----- EXTRACTED RECORDS -----
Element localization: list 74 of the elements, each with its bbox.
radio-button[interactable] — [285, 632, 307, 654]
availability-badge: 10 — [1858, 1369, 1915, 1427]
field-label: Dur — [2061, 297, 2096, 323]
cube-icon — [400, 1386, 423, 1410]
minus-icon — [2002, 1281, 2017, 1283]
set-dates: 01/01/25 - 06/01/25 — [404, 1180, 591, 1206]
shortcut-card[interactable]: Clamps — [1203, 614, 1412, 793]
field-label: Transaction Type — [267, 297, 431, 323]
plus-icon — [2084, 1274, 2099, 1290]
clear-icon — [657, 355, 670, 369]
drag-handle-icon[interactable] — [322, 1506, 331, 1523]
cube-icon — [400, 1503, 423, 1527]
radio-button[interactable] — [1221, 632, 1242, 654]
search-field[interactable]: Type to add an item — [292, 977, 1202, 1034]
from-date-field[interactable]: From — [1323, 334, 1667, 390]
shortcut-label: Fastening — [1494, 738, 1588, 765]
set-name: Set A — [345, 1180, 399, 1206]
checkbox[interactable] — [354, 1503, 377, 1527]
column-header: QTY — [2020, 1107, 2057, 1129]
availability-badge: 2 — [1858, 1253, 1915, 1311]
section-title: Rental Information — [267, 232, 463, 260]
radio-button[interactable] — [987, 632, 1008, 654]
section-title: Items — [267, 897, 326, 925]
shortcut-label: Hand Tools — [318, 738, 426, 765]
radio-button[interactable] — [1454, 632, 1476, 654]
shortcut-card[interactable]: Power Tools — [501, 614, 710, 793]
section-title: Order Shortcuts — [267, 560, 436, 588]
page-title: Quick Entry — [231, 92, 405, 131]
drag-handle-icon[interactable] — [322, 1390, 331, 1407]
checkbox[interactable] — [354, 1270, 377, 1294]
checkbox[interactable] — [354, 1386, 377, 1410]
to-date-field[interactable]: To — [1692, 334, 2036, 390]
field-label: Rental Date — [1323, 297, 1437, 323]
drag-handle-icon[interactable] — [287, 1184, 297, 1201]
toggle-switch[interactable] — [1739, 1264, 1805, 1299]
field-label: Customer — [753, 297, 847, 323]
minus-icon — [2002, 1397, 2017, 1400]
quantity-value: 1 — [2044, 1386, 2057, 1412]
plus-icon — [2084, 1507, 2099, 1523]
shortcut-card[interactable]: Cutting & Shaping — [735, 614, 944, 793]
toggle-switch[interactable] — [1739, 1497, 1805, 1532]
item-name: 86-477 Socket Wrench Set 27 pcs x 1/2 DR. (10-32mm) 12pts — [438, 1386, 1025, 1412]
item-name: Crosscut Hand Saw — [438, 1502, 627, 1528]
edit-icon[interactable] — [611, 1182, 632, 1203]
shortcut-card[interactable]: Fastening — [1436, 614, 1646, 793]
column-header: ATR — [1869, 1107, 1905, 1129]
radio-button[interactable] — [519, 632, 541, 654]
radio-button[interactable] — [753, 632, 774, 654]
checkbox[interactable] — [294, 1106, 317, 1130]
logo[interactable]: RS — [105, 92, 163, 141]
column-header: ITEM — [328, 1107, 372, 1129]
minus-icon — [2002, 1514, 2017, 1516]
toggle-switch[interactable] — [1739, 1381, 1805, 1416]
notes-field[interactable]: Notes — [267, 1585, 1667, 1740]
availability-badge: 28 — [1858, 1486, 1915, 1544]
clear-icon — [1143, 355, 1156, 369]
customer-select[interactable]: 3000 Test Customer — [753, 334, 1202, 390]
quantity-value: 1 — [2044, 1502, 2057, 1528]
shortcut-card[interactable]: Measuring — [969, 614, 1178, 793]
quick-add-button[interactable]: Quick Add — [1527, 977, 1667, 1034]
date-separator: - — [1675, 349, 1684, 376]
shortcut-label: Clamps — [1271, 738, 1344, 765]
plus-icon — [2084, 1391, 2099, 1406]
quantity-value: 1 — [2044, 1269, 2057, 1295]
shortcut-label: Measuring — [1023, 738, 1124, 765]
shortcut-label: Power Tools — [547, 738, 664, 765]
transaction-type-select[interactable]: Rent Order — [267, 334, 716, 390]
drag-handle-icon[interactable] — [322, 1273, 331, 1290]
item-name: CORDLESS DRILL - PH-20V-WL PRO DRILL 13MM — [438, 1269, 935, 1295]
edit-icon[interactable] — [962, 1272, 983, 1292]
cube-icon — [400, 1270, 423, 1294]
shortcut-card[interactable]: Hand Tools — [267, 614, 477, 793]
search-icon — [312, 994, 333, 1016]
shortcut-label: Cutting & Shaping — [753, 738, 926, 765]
-----
* [TASK INSTRUCTIONS]:
Please put all of the material above into a numbered list, leaving out any blank lines.

* [RESPONSE TO THIS TASK]:
1. Element localization: list 74 of the elements, each with its bbox.
2. radio-button[interactable] — [285, 632, 307, 654]
3. availability-badge: 10 — [1858, 1369, 1915, 1427]
4. field-label: Dur — [2061, 297, 2096, 323]
5. cube-icon — [400, 1386, 423, 1410]
6. minus-icon — [2002, 1281, 2017, 1283]
7. set-dates: 01/01/25 - 06/01/25 — [404, 1180, 591, 1206]
8. shortcut-card[interactable]: Clamps — [1203, 614, 1412, 793]
9. field-label: Transaction Type — [267, 297, 431, 323]
10. plus-icon — [2084, 1274, 2099, 1290]
11. clear-icon — [657, 355, 670, 369]
12. drag-handle-icon[interactable] — [322, 1506, 331, 1523]
13. cube-icon — [400, 1503, 423, 1527]
14. radio-button[interactable] — [1221, 632, 1242, 654]
15. search-field[interactable]: Type to add an item — [292, 977, 1202, 1034]
16. from-date-field[interactable]: From — [1323, 334, 1667, 390]
17. shortcut-label: Fastening — [1494, 738, 1588, 765]
18. set-name: Set A — [345, 1180, 399, 1206]
19. checkbox[interactable] — [354, 1503, 377, 1527]
20. column-header: QTY — [2020, 1107, 2057, 1129]
21. availability-badge: 2 — [1858, 1253, 1915, 1311]
22. section-title: Rental Information — [267, 232, 463, 260]
23. radio-button[interactable] — [987, 632, 1008, 654]
24. section-title: Items — [267, 897, 326, 925]
25. shortcut-label: Hand Tools — [318, 738, 426, 765]
26. radio-button[interactable] — [1454, 632, 1476, 654]
27. shortcut-card[interactable]: Power Tools — [501, 614, 710, 793]
28. section-title: Order Shortcuts — [267, 560, 436, 588]
29. page-title: Quick Entry — [231, 92, 405, 131]
30. drag-handle-icon[interactable] — [322, 1390, 331, 1407]
31. checkbox[interactable] — [354, 1270, 377, 1294]
32. checkbox[interactable] — [354, 1386, 377, 1410]
33. to-date-field[interactable]: To — [1692, 334, 2036, 390]
34. field-label: Rental Date — [1323, 297, 1437, 323]
35. drag-handle-icon[interactable] — [287, 1184, 297, 1201]
36. toggle-switch[interactable] — [1739, 1264, 1805, 1299]
37. field-label: Customer — [753, 297, 847, 323]
38. minus-icon — [2002, 1397, 2017, 1400]
39. quantity-value: 1 — [2044, 1386, 2057, 1412]
40. plus-icon — [2084, 1507, 2099, 1523]
41. shortcut-card[interactable]: Cutting & Shaping — [735, 614, 944, 793]
42. toggle-switch[interactable] — [1739, 1497, 1805, 1532]
43. item-name: 86-477 Socket Wrench Set 27 pcs x 1/2 DR. (10-32mm) 12pts — [438, 1386, 1025, 1412]
44. item-name: Crosscut Hand Saw — [438, 1502, 627, 1528]
45. edit-icon[interactable] — [611, 1182, 632, 1203]
46. shortcut-card[interactable]: Fastening — [1436, 614, 1646, 793]
47. column-header: ATR — [1869, 1107, 1905, 1129]
48. radio-button[interactable] — [519, 632, 541, 654]
49. radio-button[interactable] — [753, 632, 774, 654]
50. checkbox[interactable] — [294, 1106, 317, 1130]
51. logo[interactable]: RS — [105, 92, 163, 141]
52. column-header: ITEM — [328, 1107, 372, 1129]
53. minus-icon — [2002, 1514, 2017, 1516]
54. toggle-switch[interactable] — [1739, 1381, 1805, 1416]
55. notes-field[interactable]: Notes — [267, 1585, 1667, 1740]
56. availability-badge: 28 — [1858, 1486, 1915, 1544]
57. clear-icon — [1143, 355, 1156, 369]
58. customer-select[interactable]: 3000 Test Customer — [753, 334, 1202, 390]
59. quantity-value: 1 — [2044, 1502, 2057, 1528]
60. shortcut-card[interactable]: Measuring — [969, 614, 1178, 793]
61. quick-add-button[interactable]: Quick Add — [1527, 977, 1667, 1034]
62. date-separator: - — [1675, 349, 1684, 376]
63. shortcut-label: Clamps — [1271, 738, 1344, 765]
64. plus-icon — [2084, 1391, 2099, 1406]
65. quantity-value: 1 — [2044, 1269, 2057, 1295]
66. shortcut-label: Measuring — [1023, 738, 1124, 765]
67. shortcut-label: Power Tools — [547, 738, 664, 765]
68. transaction-type-select[interactable]: Rent Order — [267, 334, 716, 390]
69. drag-handle-icon[interactable] — [322, 1273, 331, 1290]
70. item-name: CORDLESS DRILL - PH-20V-WL PRO DRILL 13MM — [438, 1269, 935, 1295]
71. edit-icon[interactable] — [962, 1272, 983, 1292]
72. cube-icon — [400, 1270, 423, 1294]
73. shortcut-card[interactable]: Hand Tools — [267, 614, 477, 793]
74. search-icon — [312, 994, 333, 1016]
75. shortcut-label: Cutting & Shaping — [753, 738, 926, 765]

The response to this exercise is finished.